[Start Supplied material]
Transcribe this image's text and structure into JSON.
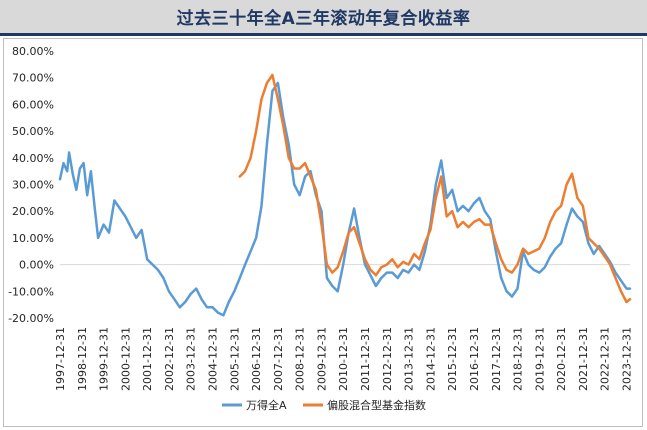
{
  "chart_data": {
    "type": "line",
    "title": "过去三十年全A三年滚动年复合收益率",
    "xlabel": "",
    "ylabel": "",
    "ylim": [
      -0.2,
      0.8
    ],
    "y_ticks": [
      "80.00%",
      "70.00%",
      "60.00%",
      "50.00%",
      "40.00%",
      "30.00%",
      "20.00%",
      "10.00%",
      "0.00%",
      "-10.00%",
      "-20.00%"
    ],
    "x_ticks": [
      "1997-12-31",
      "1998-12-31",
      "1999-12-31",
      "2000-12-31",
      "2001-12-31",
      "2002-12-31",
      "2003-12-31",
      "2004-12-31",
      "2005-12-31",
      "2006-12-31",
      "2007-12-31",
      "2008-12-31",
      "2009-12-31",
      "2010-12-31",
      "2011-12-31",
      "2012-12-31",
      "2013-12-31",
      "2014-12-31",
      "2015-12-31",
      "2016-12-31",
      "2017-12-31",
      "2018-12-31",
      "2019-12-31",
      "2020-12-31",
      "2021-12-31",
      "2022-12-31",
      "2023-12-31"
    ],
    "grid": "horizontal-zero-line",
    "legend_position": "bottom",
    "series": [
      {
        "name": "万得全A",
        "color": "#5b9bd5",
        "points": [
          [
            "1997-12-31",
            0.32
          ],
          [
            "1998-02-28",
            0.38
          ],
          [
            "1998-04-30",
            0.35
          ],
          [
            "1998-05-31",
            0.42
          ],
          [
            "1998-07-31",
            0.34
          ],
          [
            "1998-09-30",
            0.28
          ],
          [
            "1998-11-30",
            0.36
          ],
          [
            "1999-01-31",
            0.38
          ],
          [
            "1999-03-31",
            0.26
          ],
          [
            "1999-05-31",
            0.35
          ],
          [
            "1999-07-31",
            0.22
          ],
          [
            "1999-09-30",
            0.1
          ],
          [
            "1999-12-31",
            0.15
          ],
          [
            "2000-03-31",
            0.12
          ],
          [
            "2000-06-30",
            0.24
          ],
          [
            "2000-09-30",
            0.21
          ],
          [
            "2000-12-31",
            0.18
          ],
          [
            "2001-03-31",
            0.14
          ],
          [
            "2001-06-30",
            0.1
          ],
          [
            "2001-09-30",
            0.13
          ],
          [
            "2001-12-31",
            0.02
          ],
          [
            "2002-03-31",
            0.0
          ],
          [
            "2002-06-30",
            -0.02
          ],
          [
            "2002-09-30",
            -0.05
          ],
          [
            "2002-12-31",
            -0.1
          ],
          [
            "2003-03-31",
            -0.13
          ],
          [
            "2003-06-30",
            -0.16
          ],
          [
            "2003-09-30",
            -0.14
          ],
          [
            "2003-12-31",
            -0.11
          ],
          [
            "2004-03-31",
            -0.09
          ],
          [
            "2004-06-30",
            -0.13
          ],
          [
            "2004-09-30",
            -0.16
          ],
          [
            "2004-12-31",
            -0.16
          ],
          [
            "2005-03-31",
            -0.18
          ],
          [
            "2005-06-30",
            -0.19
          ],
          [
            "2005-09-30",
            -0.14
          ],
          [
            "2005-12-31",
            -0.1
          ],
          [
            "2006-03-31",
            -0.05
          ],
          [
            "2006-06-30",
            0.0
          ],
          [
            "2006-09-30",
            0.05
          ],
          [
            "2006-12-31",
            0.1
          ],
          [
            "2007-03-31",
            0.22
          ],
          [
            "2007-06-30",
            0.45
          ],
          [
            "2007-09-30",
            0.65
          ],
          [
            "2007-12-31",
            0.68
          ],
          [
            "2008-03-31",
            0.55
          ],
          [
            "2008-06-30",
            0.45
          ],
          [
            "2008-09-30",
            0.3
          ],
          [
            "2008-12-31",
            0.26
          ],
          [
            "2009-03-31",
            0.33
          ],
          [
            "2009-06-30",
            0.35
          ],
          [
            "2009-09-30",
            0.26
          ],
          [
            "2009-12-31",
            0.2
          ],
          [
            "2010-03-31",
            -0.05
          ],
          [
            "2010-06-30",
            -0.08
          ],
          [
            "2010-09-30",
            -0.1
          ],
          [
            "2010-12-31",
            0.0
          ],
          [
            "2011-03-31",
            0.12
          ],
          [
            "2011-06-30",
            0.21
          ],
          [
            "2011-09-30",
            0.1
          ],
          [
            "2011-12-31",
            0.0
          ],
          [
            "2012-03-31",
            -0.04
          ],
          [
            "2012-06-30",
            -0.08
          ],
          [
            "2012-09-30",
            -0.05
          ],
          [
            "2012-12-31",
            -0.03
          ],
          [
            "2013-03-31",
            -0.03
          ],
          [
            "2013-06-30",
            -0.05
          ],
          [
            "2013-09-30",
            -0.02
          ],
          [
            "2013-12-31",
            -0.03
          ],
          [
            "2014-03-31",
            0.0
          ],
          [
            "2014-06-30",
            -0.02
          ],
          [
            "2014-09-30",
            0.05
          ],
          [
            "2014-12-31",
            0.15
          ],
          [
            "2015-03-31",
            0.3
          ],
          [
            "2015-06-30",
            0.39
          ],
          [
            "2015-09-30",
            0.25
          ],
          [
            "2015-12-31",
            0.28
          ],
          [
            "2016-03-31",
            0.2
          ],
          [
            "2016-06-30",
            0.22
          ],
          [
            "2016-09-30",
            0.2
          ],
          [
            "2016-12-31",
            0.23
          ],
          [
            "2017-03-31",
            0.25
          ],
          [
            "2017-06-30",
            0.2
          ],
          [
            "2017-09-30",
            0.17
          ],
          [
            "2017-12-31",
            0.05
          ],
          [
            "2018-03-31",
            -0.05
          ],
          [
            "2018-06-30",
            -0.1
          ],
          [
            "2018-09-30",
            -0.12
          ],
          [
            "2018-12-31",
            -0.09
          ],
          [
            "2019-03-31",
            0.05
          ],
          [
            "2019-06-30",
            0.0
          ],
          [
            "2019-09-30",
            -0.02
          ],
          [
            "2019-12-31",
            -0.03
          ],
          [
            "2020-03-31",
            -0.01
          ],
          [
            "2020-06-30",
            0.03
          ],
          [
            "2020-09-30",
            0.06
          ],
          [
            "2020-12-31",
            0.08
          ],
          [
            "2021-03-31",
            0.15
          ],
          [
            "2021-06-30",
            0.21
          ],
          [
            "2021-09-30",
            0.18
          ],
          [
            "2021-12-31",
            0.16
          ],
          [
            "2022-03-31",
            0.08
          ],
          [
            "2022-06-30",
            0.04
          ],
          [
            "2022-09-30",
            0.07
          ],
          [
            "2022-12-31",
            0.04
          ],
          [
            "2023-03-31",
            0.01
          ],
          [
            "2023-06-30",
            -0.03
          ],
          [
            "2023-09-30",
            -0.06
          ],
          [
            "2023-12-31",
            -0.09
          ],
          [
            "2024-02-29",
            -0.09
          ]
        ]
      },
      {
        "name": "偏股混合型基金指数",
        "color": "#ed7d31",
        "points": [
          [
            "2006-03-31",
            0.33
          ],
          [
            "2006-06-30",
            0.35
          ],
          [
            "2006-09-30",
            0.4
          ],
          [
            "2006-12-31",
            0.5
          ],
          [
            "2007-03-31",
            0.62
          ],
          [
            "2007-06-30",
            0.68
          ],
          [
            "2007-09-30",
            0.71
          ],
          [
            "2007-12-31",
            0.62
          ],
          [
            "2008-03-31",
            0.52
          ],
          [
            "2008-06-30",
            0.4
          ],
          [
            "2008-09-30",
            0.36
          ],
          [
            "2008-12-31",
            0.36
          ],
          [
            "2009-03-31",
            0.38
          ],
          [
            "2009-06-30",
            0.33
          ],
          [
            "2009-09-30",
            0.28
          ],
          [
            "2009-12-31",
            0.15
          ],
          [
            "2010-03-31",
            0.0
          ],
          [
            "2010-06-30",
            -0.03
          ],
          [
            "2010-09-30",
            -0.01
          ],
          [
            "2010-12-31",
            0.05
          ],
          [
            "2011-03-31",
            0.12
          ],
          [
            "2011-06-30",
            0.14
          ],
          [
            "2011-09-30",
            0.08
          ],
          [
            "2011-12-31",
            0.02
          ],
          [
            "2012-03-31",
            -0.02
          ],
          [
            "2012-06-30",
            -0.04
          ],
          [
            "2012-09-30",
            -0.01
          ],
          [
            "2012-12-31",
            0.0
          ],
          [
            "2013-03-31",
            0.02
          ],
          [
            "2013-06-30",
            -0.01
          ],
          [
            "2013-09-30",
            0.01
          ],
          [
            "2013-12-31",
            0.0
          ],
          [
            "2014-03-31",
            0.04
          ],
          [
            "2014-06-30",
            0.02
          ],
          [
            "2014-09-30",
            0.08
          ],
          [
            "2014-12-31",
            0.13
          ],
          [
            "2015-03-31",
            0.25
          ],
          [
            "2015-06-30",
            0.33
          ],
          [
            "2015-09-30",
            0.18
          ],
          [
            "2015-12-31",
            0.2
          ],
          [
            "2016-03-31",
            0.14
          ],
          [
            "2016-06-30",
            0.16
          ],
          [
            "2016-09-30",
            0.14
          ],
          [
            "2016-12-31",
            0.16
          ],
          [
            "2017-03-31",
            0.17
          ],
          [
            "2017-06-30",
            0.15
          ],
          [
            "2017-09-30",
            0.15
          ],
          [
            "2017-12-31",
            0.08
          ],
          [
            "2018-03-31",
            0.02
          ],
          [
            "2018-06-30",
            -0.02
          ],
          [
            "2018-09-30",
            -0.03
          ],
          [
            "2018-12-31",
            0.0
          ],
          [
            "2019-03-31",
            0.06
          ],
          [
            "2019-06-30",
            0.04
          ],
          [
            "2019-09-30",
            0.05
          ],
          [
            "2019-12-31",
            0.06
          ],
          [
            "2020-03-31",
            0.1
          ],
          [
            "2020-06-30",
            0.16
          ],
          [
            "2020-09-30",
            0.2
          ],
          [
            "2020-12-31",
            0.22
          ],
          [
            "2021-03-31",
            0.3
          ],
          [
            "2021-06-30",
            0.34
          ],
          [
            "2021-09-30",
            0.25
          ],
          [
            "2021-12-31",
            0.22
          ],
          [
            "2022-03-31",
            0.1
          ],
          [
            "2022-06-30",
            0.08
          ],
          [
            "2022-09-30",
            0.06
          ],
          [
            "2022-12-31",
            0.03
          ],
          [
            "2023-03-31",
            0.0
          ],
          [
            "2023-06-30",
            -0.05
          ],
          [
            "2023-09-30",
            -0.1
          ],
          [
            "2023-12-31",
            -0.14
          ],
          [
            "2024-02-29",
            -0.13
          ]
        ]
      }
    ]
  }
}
[End Supplied material]
[Start Supplied material]
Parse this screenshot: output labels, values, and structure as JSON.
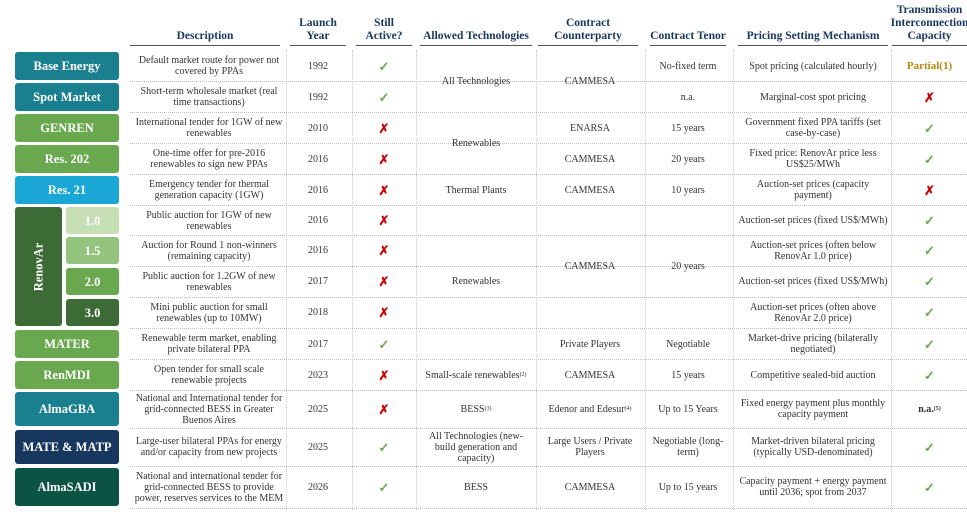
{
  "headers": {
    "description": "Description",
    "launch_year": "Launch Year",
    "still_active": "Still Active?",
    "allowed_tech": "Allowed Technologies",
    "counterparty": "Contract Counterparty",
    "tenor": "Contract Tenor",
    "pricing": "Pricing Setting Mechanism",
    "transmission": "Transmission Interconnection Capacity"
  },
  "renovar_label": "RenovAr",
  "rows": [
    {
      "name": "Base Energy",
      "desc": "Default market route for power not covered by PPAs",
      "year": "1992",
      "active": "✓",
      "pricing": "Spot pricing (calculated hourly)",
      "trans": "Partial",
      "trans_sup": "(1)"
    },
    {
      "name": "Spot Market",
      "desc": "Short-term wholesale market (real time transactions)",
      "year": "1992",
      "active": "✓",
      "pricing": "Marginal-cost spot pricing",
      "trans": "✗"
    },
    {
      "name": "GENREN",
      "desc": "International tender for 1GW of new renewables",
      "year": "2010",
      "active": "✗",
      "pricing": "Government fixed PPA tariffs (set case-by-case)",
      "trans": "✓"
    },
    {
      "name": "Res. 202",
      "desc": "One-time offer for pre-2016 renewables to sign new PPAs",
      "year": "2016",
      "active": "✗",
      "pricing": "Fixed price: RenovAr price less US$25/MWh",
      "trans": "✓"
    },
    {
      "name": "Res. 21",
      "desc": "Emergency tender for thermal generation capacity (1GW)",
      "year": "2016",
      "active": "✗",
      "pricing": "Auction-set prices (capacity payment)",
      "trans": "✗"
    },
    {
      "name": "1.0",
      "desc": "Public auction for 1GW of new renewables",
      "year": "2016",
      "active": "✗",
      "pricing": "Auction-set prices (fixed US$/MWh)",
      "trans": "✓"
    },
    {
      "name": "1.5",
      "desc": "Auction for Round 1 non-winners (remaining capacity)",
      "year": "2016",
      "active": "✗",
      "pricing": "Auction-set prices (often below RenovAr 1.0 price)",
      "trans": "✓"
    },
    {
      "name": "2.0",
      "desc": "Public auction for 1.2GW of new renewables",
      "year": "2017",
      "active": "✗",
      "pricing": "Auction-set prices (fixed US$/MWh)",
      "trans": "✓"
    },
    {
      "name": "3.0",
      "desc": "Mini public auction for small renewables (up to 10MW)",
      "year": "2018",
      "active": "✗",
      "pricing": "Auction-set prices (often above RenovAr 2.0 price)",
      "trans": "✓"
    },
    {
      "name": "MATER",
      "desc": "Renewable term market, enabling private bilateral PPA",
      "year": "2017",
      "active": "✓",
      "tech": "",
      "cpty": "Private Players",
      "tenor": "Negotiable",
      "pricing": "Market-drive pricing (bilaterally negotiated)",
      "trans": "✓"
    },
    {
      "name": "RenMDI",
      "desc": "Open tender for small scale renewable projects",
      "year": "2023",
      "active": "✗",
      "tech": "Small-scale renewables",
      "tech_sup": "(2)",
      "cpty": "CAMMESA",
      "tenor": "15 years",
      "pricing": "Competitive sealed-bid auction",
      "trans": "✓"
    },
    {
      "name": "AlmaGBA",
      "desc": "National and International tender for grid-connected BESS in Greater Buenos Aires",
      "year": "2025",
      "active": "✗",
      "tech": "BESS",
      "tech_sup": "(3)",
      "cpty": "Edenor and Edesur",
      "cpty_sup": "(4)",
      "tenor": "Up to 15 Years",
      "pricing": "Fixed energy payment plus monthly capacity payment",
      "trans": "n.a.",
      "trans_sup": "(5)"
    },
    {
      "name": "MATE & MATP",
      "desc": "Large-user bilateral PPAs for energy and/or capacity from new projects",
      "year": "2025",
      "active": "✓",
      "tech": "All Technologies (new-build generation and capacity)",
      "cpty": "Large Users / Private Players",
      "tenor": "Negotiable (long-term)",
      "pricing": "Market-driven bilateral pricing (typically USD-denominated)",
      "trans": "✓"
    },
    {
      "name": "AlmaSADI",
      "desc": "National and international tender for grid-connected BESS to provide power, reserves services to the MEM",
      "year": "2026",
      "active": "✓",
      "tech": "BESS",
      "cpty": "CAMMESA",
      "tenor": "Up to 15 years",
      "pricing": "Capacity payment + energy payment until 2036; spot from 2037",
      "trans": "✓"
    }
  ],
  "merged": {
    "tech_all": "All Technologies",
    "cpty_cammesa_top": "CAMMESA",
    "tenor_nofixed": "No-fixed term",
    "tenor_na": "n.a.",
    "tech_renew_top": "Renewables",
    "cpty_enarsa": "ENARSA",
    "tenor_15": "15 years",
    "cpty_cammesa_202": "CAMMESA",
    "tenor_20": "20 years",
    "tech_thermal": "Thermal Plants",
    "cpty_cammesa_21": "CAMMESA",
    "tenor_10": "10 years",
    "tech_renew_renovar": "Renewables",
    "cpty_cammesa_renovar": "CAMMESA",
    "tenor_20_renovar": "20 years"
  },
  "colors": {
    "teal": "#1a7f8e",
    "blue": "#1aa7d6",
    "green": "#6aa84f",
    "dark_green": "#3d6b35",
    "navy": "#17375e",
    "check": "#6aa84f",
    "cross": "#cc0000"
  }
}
[End Supplied material]
Stated problem -
Reproduce each line of the material containing the word "time".

Final answer -
      "desc": "Short-term wholesale market (real time transactions)",
      "desc": "One-time offer for pre-2016 renewables to sign new PPAs",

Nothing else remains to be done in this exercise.